Requirements:
Copy every line, leaving nothing out and adding nothing.

Available records:

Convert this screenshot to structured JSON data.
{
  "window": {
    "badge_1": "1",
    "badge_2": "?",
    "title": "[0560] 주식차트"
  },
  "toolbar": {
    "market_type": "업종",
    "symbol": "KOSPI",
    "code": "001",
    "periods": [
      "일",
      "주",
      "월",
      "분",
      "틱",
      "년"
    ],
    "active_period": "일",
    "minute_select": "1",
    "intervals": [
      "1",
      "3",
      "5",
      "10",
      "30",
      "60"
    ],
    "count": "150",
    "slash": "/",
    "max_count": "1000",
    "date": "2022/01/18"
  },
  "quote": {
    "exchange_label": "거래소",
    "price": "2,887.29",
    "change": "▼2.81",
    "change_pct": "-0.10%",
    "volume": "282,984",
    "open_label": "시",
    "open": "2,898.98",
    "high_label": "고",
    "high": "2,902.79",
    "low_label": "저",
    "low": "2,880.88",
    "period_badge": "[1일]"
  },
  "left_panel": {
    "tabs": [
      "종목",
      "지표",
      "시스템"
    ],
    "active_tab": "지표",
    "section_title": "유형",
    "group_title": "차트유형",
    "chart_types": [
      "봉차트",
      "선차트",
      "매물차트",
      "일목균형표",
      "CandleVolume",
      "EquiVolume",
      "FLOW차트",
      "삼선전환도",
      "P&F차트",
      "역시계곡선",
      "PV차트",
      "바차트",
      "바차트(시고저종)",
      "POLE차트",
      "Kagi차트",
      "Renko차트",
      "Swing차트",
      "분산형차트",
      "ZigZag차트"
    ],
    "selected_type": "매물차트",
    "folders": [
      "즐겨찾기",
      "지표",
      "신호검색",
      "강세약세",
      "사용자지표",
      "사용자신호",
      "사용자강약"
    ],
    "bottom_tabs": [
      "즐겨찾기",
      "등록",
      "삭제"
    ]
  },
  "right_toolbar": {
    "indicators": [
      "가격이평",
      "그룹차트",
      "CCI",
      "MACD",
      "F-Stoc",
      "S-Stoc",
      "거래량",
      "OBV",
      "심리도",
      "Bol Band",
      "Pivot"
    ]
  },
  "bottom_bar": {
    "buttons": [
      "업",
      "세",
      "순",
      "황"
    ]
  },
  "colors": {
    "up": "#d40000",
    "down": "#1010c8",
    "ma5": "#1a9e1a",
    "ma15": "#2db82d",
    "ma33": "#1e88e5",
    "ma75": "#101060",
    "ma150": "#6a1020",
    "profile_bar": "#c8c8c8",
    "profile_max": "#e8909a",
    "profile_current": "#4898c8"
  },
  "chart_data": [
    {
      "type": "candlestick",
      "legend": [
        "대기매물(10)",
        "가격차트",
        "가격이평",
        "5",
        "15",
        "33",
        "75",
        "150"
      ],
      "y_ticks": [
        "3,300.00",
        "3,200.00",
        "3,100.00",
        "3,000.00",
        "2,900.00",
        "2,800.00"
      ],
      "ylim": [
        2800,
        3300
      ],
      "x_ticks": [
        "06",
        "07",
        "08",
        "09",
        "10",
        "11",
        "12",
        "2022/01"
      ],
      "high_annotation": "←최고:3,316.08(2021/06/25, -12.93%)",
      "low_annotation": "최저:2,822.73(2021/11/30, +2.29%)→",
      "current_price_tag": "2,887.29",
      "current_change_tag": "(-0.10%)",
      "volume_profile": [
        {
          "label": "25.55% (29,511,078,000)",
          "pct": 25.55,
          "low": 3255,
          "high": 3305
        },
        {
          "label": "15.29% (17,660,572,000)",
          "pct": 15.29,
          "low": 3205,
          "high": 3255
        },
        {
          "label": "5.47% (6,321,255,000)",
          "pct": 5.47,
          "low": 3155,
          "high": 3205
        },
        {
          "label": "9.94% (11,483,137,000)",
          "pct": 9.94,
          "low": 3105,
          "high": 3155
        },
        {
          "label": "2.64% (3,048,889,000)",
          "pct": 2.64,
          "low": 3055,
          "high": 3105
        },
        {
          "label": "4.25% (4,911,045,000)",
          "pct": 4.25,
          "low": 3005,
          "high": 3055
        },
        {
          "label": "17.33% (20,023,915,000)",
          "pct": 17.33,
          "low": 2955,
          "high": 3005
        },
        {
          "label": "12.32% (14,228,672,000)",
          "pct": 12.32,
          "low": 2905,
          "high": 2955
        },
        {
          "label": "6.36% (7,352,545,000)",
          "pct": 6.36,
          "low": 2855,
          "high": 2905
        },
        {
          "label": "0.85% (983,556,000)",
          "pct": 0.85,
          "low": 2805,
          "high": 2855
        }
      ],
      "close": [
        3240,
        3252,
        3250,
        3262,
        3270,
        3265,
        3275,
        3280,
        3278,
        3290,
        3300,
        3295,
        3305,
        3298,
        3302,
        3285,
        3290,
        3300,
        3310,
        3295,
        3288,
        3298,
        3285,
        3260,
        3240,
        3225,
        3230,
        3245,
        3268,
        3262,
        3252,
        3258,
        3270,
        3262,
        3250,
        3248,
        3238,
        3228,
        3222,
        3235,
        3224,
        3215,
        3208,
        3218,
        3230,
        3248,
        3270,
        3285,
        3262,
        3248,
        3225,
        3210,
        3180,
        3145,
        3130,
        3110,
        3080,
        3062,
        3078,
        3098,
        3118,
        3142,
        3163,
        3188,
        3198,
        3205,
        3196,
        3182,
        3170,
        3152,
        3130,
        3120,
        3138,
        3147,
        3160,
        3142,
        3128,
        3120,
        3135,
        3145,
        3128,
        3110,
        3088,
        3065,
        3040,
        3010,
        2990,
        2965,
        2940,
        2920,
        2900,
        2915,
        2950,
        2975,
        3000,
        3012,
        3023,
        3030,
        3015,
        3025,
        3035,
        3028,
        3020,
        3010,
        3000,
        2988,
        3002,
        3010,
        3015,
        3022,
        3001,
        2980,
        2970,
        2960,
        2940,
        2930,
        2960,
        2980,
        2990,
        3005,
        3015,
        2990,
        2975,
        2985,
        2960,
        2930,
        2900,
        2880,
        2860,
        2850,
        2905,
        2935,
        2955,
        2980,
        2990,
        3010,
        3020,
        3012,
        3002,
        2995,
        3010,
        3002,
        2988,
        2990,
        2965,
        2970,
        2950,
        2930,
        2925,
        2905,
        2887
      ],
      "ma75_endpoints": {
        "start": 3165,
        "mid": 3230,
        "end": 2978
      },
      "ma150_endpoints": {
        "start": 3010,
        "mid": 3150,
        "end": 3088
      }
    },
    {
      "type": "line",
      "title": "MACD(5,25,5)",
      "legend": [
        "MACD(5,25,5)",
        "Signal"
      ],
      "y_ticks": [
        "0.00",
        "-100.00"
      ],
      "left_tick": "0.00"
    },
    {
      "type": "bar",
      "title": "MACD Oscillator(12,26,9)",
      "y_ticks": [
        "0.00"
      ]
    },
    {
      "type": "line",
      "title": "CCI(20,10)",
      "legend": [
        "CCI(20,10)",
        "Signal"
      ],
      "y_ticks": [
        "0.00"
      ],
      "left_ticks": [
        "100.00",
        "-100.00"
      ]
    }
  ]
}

Answer for the task:
Convert this screenshot to structured JSON data.
{
  "window": {
    "badge_1": "1",
    "badge_2": "?",
    "title": "[0560] 주식차트"
  },
  "toolbar": {
    "market_type": "업종",
    "symbol": "KOSPI",
    "code": "001",
    "periods": [
      "일",
      "주",
      "월",
      "분",
      "틱",
      "년"
    ],
    "active_period": "일",
    "minute_select": "1",
    "intervals": [
      "1",
      "3",
      "5",
      "10",
      "30",
      "60"
    ],
    "count": "150",
    "slash": "/",
    "max_count": "1000",
    "date": "2022/01/18"
  },
  "quote": {
    "exchange_label": "거래소",
    "price": "2,887.29",
    "change": "▼2.81",
    "change_pct": "-0.10%",
    "volume": "282,984",
    "open_label": "시",
    "open": "2,898.98",
    "high_label": "고",
    "high": "2,902.79",
    "low_label": "저",
    "low": "2,880.88",
    "period_badge": "[1일]"
  },
  "left_panel": {
    "tabs": [
      "종목",
      "지표",
      "시스템"
    ],
    "active_tab": "지표",
    "section_title": "유형",
    "group_title": "차트유형",
    "chart_types": [
      "봉차트",
      "선차트",
      "매물차트",
      "일목균형표",
      "CandleVolume",
      "EquiVolume",
      "FLOW차트",
      "삼선전환도",
      "P&F차트",
      "역시계곡선",
      "PV차트",
      "바차트",
      "바차트(시고저종)",
      "POLE차트",
      "Kagi차트",
      "Renko차트",
      "Swing차트",
      "분산형차트",
      "ZigZag차트"
    ],
    "selected_type": "매물차트",
    "folders": [
      "즐겨찾기",
      "지표",
      "신호검색",
      "강세약세",
      "사용자지표",
      "사용자신호",
      "사용자강약"
    ],
    "bottom_tabs": [
      "즐겨찾기",
      "등록",
      "삭제"
    ]
  },
  "right_toolbar": {
    "indicators": [
      "가격이평",
      "그룹차트",
      "CCI",
      "MACD",
      "F-Stoc",
      "S-Stoc",
      "거래량",
      "OBV",
      "심리도",
      "Bol Band",
      "Pivot"
    ]
  },
  "bottom_bar": {
    "buttons": [
      "업",
      "세",
      "순",
      "황"
    ]
  },
  "colors": {
    "up": "#d40000",
    "down": "#1010c8",
    "ma5": "#1a9e1a",
    "ma15": "#2db82d",
    "ma33": "#1e88e5",
    "ma75": "#101060",
    "ma150": "#6a1020",
    "profile_bar": "#c8c8c8",
    "profile_max": "#e8909a",
    "profile_current": "#4898c8"
  },
  "chart_data": [
    {
      "type": "candlestick",
      "legend": [
        "대기매물(10)",
        "가격차트",
        "가격이평",
        "5",
        "15",
        "33",
        "75",
        "150"
      ],
      "y_ticks": [
        "3,300.00",
        "3,200.00",
        "3,100.00",
        "3,000.00",
        "2,900.00",
        "2,800.00"
      ],
      "ylim": [
        2800,
        3300
      ],
      "x_ticks": [
        "06",
        "07",
        "08",
        "09",
        "10",
        "11",
        "12",
        "2022/01"
      ],
      "high_annotation": "←최고:3,316.08(2021/06/25, -12.93%)",
      "low_annotation": "최저:2,822.73(2021/11/30, +2.29%)→",
      "current_price_tag": "2,887.29",
      "current_change_tag": "(-0.10%)",
      "volume_profile": [
        {
          "label": "25.55% (29,511,078,000)",
          "pct": 25.55,
          "low": 3255,
          "high": 3305
        },
        {
          "label": "15.29% (17,660,572,000)",
          "pct": 15.29,
          "low": 3205,
          "high": 3255
        },
        {
          "label": "5.47% (6,321,255,000)",
          "pct": 5.47,
          "low": 3155,
          "high": 3205
        },
        {
          "label": "9.94% (11,483,137,000)",
          "pct": 9.94,
          "low": 3105,
          "high": 3155
        },
        {
          "label": "2.64% (3,048,889,000)",
          "pct": 2.64,
          "low": 3055,
          "high": 3105
        },
        {
          "label": "4.25% (4,911,045,000)",
          "pct": 4.25,
          "low": 3005,
          "high": 3055
        },
        {
          "label": "17.33% (20,023,915,000)",
          "pct": 17.33,
          "low": 2955,
          "high": 3005
        },
        {
          "label": "12.32% (14,228,672,000)",
          "pct": 12.32,
          "low": 2905,
          "high": 2955
        },
        {
          "label": "6.36% (7,352,545,000)",
          "pct": 6.36,
          "low": 2855,
          "high": 2905
        },
        {
          "label": "0.85% (983,556,000)",
          "pct": 0.85,
          "low": 2805,
          "high": 2855
        }
      ],
      "close": [
        3240,
        3252,
        3250,
        3262,
        3270,
        3265,
        3275,
        3280,
        3278,
        3290,
        3300,
        3295,
        3305,
        3298,
        3302,
        3285,
        3290,
        3300,
        3310,
        3295,
        3288,
        3298,
        3285,
        3260,
        3240,
        3225,
        3230,
        3245,
        3268,
        3262,
        3252,
        3258,
        3270,
        3262,
        3250,
        3248,
        3238,
        3228,
        3222,
        3235,
        3224,
        3215,
        3208,
        3218,
        3230,
        3248,
        3270,
        3285,
        3262,
        3248,
        3225,
        3210,
        3180,
        3145,
        3130,
        3110,
        3080,
        3062,
        3078,
        3098,
        3118,
        3142,
        3163,
        3188,
        3198,
        3205,
        3196,
        3182,
        3170,
        3152,
        3130,
        3120,
        3138,
        3147,
        3160,
        3142,
        3128,
        3120,
        3135,
        3145,
        3128,
        3110,
        3088,
        3065,
        3040,
        3010,
        2990,
        2965,
        2940,
        2920,
        2900,
        2915,
        2950,
        2975,
        3000,
        3012,
        3023,
        3030,
        3015,
        3025,
        3035,
        3028,
        3020,
        3010,
        3000,
        2988,
        3002,
        3010,
        3015,
        3022,
        3001,
        2980,
        2970,
        2960,
        2940,
        2930,
        2960,
        2980,
        2990,
        3005,
        3015,
        2990,
        2975,
        2985,
        2960,
        2930,
        2900,
        2880,
        2860,
        2850,
        2905,
        2935,
        2955,
        2980,
        2990,
        3010,
        3020,
        3012,
        3002,
        2995,
        3010,
        3002,
        2988,
        2990,
        2965,
        2970,
        2950,
        2930,
        2925,
        2905,
        2887
      ],
      "ma75_endpoints": {
        "start": 3165,
        "mid": 3230,
        "end": 2978
      },
      "ma150_endpoints": {
        "start": 3010,
        "mid": 3150,
        "end": 3088
      }
    },
    {
      "type": "line",
      "title": "MACD(5,25,5)",
      "legend": [
        "MACD(5,25,5)",
        "Signal"
      ],
      "y_ticks": [
        "0.00",
        "-100.00"
      ],
      "left_tick": "0.00"
    },
    {
      "type": "bar",
      "title": "MACD Oscillator(12,26,9)",
      "y_ticks": [
        "0.00"
      ]
    },
    {
      "type": "line",
      "title": "CCI(20,10)",
      "legend": [
        "CCI(20,10)",
        "Signal"
      ],
      "y_ticks": [
        "0.00"
      ],
      "left_ticks": [
        "100.00",
        "-100.00"
      ]
    }
  ]
}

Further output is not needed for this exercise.